**REQUIREMENTS**:
Reproduce all lines of the listing below in which the word "JSON" occurs.

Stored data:
------------------------

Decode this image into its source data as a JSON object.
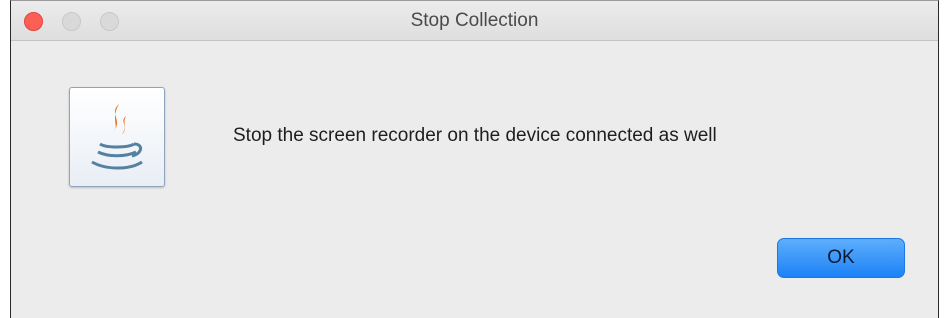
{
  "window": {
    "title": "Stop Collection",
    "controls": [
      "close",
      "minimize",
      "zoom"
    ]
  },
  "dialog": {
    "icon": "java-coffee-icon",
    "message": "Stop the screen recorder on the device connected as well",
    "ok_label": "OK"
  },
  "colors": {
    "close": "#fd5f57",
    "ok_button": "#1c82f6",
    "background": "#ececec"
  }
}
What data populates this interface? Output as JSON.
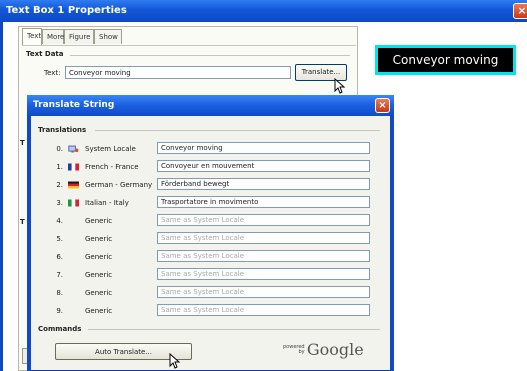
{
  "outer_window": {
    "title": "Text Box 1 Properties",
    "close_glyph": "×",
    "tabs": [
      "Text",
      "More",
      "Figure",
      "Show"
    ],
    "text_data_section": "Text Data",
    "text_label": "Text:",
    "text_value": "Conveyor moving",
    "translate_button": "Translate...",
    "side_letters": [
      "T",
      "T",
      "T"
    ]
  },
  "preview": {
    "text": "Conveyor moving",
    "border_color": "#00e5ee",
    "background": "#000000"
  },
  "dialog": {
    "title": "Translate String",
    "close_glyph": "×",
    "translations_section": "Translations",
    "rows": [
      {
        "num": "0.",
        "lang": "System Locale",
        "value": "Conveyor moving",
        "placeholder": false,
        "flag": "system-locale"
      },
      {
        "num": "1.",
        "lang": "French - France",
        "value": "Convoyeur en mouvement",
        "placeholder": false,
        "flag": "france"
      },
      {
        "num": "2.",
        "lang": "German - Germany",
        "value": "Förderband bewegt",
        "placeholder": false,
        "flag": "germany"
      },
      {
        "num": "3.",
        "lang": "Italian - Italy",
        "value": "Trasportatore in movimento",
        "placeholder": false,
        "flag": "italy"
      },
      {
        "num": "4.",
        "lang": "Generic",
        "value": "Same as System Locale",
        "placeholder": true,
        "flag": "none"
      },
      {
        "num": "5.",
        "lang": "Generic",
        "value": "Same as System Locale",
        "placeholder": true,
        "flag": "none"
      },
      {
        "num": "6.",
        "lang": "Generic",
        "value": "Same as System Locale",
        "placeholder": true,
        "flag": "none"
      },
      {
        "num": "7.",
        "lang": "Generic",
        "value": "Same as System Locale",
        "placeholder": true,
        "flag": "none"
      },
      {
        "num": "8.",
        "lang": "Generic",
        "value": "Same as System Locale",
        "placeholder": true,
        "flag": "none"
      },
      {
        "num": "9.",
        "lang": "Generic",
        "value": "Same as System Locale",
        "placeholder": true,
        "flag": "none"
      }
    ],
    "commands_section": "Commands",
    "auto_translate_button": "Auto Translate...",
    "powered_by": [
      "powered",
      "by"
    ],
    "google": "Google"
  },
  "colors": {
    "titlebar": "#1357d8",
    "screen_bg": "#ffff00"
  }
}
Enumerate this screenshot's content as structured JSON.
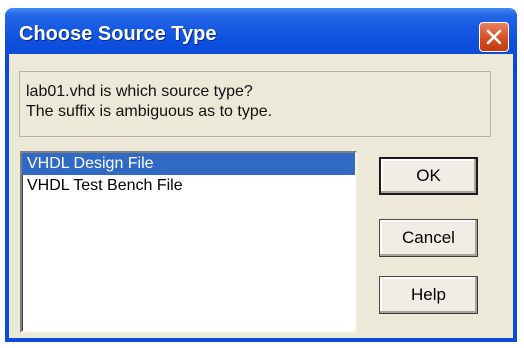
{
  "window": {
    "title": "Choose Source Type"
  },
  "message": {
    "line1": "lab01.vhd is which source type?",
    "line2": "The suffix is ambiguous as to type."
  },
  "source_types": {
    "items": [
      "VHDL Design File",
      "VHDL Test Bench File"
    ],
    "selected": "VHDL Design File"
  },
  "buttons": {
    "ok": "OK",
    "cancel": "Cancel",
    "help": "Help"
  },
  "colors": {
    "titlebar": "#0a4bd8",
    "selection": "#316ac5",
    "dialog_background": "#ece9d8"
  }
}
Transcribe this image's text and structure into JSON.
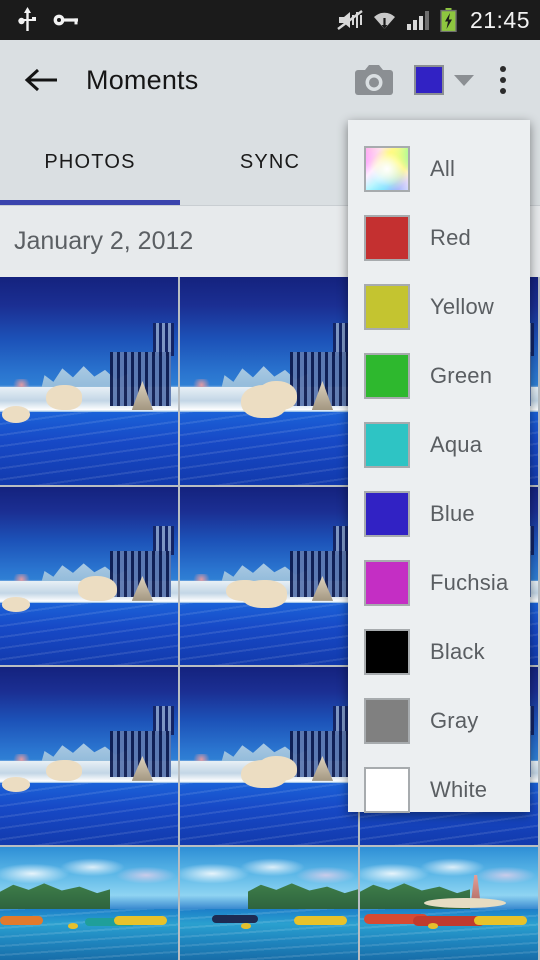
{
  "statusbar": {
    "time": "21:45",
    "icons": [
      "usb-icon",
      "vpn-key-icon",
      "mute-vibrate-icon",
      "wifi-icon",
      "cellular-signal-icon",
      "battery-charging-icon"
    ]
  },
  "appbar": {
    "back_label": "back-arrow",
    "title": "Moments",
    "camera_label": "camera-icon",
    "color_filter_value": "Blue",
    "color_filter_hex": "#3122c4",
    "overflow_label": "more-options"
  },
  "tabs": [
    {
      "label": "PHOTOS",
      "selected": true
    },
    {
      "label": "SYNC",
      "selected": false
    }
  ],
  "accent_hex": "#3b44ad",
  "date_header": "January 2, 2012",
  "color_menu": {
    "items": [
      {
        "label": "All",
        "hex": "rainbow"
      },
      {
        "label": "Red",
        "hex": "#c43030"
      },
      {
        "label": "Yellow",
        "hex": "#c4c430"
      },
      {
        "label": "Green",
        "hex": "#2eb82e"
      },
      {
        "label": "Aqua",
        "hex": "#2ec4c4"
      },
      {
        "label": "Blue",
        "hex": "#3122c4"
      },
      {
        "label": "Fuchsia",
        "hex": "#c42ec4"
      },
      {
        "label": "Black",
        "hex": "#000000"
      },
      {
        "label": "Gray",
        "hex": "#808080"
      },
      {
        "label": "White",
        "hex": "#ffffff"
      }
    ]
  },
  "photo_grid": {
    "columns": 3,
    "tiles": [
      {
        "name": "photo-polar-bears-1",
        "scene": "polar-bear"
      },
      {
        "name": "photo-polar-bears-2",
        "scene": "polar-bear"
      },
      {
        "name": "photo-polar-bears-3",
        "scene": "polar-bear"
      },
      {
        "name": "photo-polar-bears-4",
        "scene": "polar-bear"
      },
      {
        "name": "photo-polar-bears-5",
        "scene": "polar-bear"
      },
      {
        "name": "photo-polar-bears-6",
        "scene": "polar-bear"
      },
      {
        "name": "photo-polar-bears-7",
        "scene": "polar-bear"
      },
      {
        "name": "photo-polar-bears-8",
        "scene": "polar-bear"
      },
      {
        "name": "photo-polar-bears-9",
        "scene": "polar-bear"
      },
      {
        "name": "photo-island-boats-1",
        "scene": "island"
      },
      {
        "name": "photo-island-boats-2",
        "scene": "island"
      },
      {
        "name": "photo-island-boats-3",
        "scene": "island"
      }
    ]
  }
}
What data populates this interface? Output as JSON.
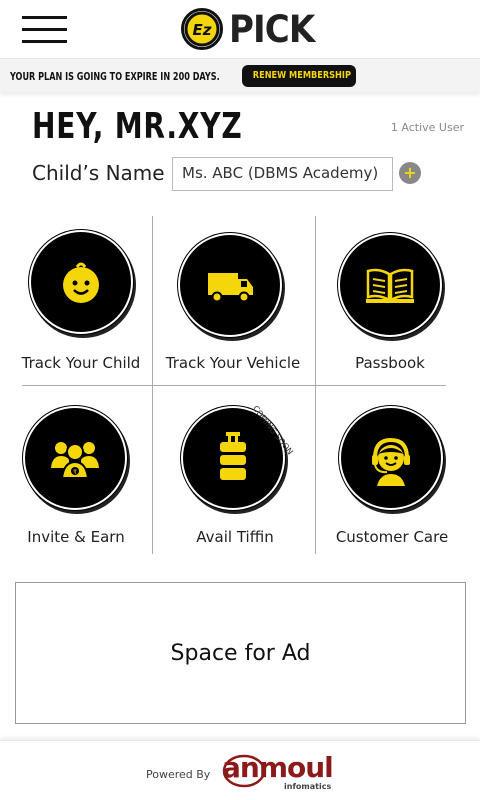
{
  "header": {
    "menu_icon": "hamburger-menu-icon",
    "logo_text": "PICK",
    "logo_mark_text": "Ez"
  },
  "banner": {
    "text": "YOUR PLAN IS GOING TO EXPIRE IN 200 DAYS.",
    "renew_label": "RENEW MEMBERSHIP"
  },
  "greeting": {
    "text": "HEY, MR.XYZ",
    "active_users": "1 Active User"
  },
  "child": {
    "label": "Child’s Name",
    "selected": "Ms. ABC (DBMS Academy)",
    "add_label": "+"
  },
  "tiles": [
    {
      "label": "Track Your Child",
      "icon": "child-face-icon"
    },
    {
      "label": "Track Your Vehicle",
      "icon": "van-icon"
    },
    {
      "label": "Passbook",
      "icon": "open-book-icon"
    },
    {
      "label": "Invite & Earn",
      "icon": "invite-people-icon"
    },
    {
      "label": "Avail Tiffin",
      "icon": "tiffin-box-icon",
      "badge": "COMING SOON"
    },
    {
      "label": "Customer Care",
      "icon": "headset-agent-icon"
    }
  ],
  "ad": {
    "text": "Space for Ad"
  },
  "footer": {
    "powered_by": "Powered By",
    "brand": "anmoul",
    "brand_sub": "infomatics"
  },
  "colors": {
    "accent_yellow": "#f5d60b",
    "dark": "#111111",
    "brand_red": "#8b1a1a"
  }
}
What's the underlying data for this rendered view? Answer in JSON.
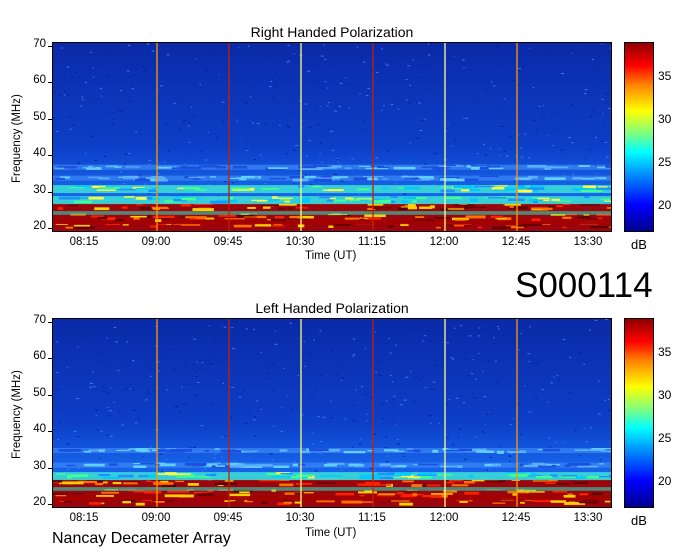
{
  "chart_data": [
    {
      "type": "heatmap",
      "title": "Right Handed Polarization",
      "xlabel": "Time (UT)",
      "ylabel": "Frequency (MHz)",
      "xticks": [
        "08:15",
        "09:00",
        "09:45",
        "10:30",
        "11:15",
        "12:00",
        "12:45",
        "13:30"
      ],
      "yticks": [
        "20",
        "30",
        "40",
        "50",
        "60",
        "70"
      ],
      "ylim": [
        19,
        71
      ],
      "colorbar": {
        "label": "dB",
        "ticks": [
          "20",
          "25",
          "30",
          "35"
        ],
        "range": [
          17,
          39
        ]
      },
      "vertical_lines_time": [
        "09:00",
        "09:45",
        "10:30",
        "11:15",
        "12:00",
        "12:45"
      ],
      "bands_mhz": [
        {
          "center": 21,
          "level": "high"
        },
        {
          "center": 23,
          "level": "high"
        },
        {
          "center": 26,
          "level": "high"
        },
        {
          "center": 28,
          "level": "medium"
        },
        {
          "center": 31,
          "level": "medium"
        },
        {
          "center": 34,
          "level": "low"
        },
        {
          "center": 37,
          "level": "low"
        }
      ]
    },
    {
      "type": "heatmap",
      "title": "Left Handed Polarization",
      "xlabel": "Time (UT)",
      "ylabel": "Frequency (MHz)",
      "xticks": [
        "08:15",
        "09:00",
        "09:45",
        "10:30",
        "11:15",
        "12:00",
        "12:45",
        "13:30"
      ],
      "yticks": [
        "20",
        "30",
        "40",
        "50",
        "60",
        "70"
      ],
      "ylim": [
        19,
        71
      ],
      "colorbar": {
        "label": "dB",
        "ticks": [
          "20",
          "25",
          "30",
          "35"
        ],
        "range": [
          17,
          39
        ]
      },
      "vertical_lines_time": [
        "09:00",
        "09:45",
        "10:30",
        "11:15",
        "12:00",
        "12:45"
      ],
      "bands_mhz": [
        {
          "center": 21,
          "level": "high"
        },
        {
          "center": 23,
          "level": "high"
        },
        {
          "center": 26,
          "level": "high"
        },
        {
          "center": 28,
          "level": "medium"
        },
        {
          "center": 31,
          "level": "low"
        },
        {
          "center": 35,
          "level": "low"
        }
      ]
    }
  ],
  "observation_id": "S000114",
  "footer": "Nancay Decameter Array",
  "colors": {
    "background": "#0a36b8",
    "low": "#2a6cf0",
    "medium": "#3ad0e0",
    "high": "#a00000",
    "line_orange": "#ff9a00",
    "line_red": "#d02000",
    "line_yellow": "#ffff60"
  }
}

------------------------

**FINISHED ANSWER**:
Decode this image into its source data as a JSON object.
What data populates this interface? Output as JSON.
Enumerate this screenshot's content as structured JSON.
Transcribe this image's text and structure into JSON.
What data populates this interface? Output as JSON.
What's the underlying data for this rendered view? Answer in JSON.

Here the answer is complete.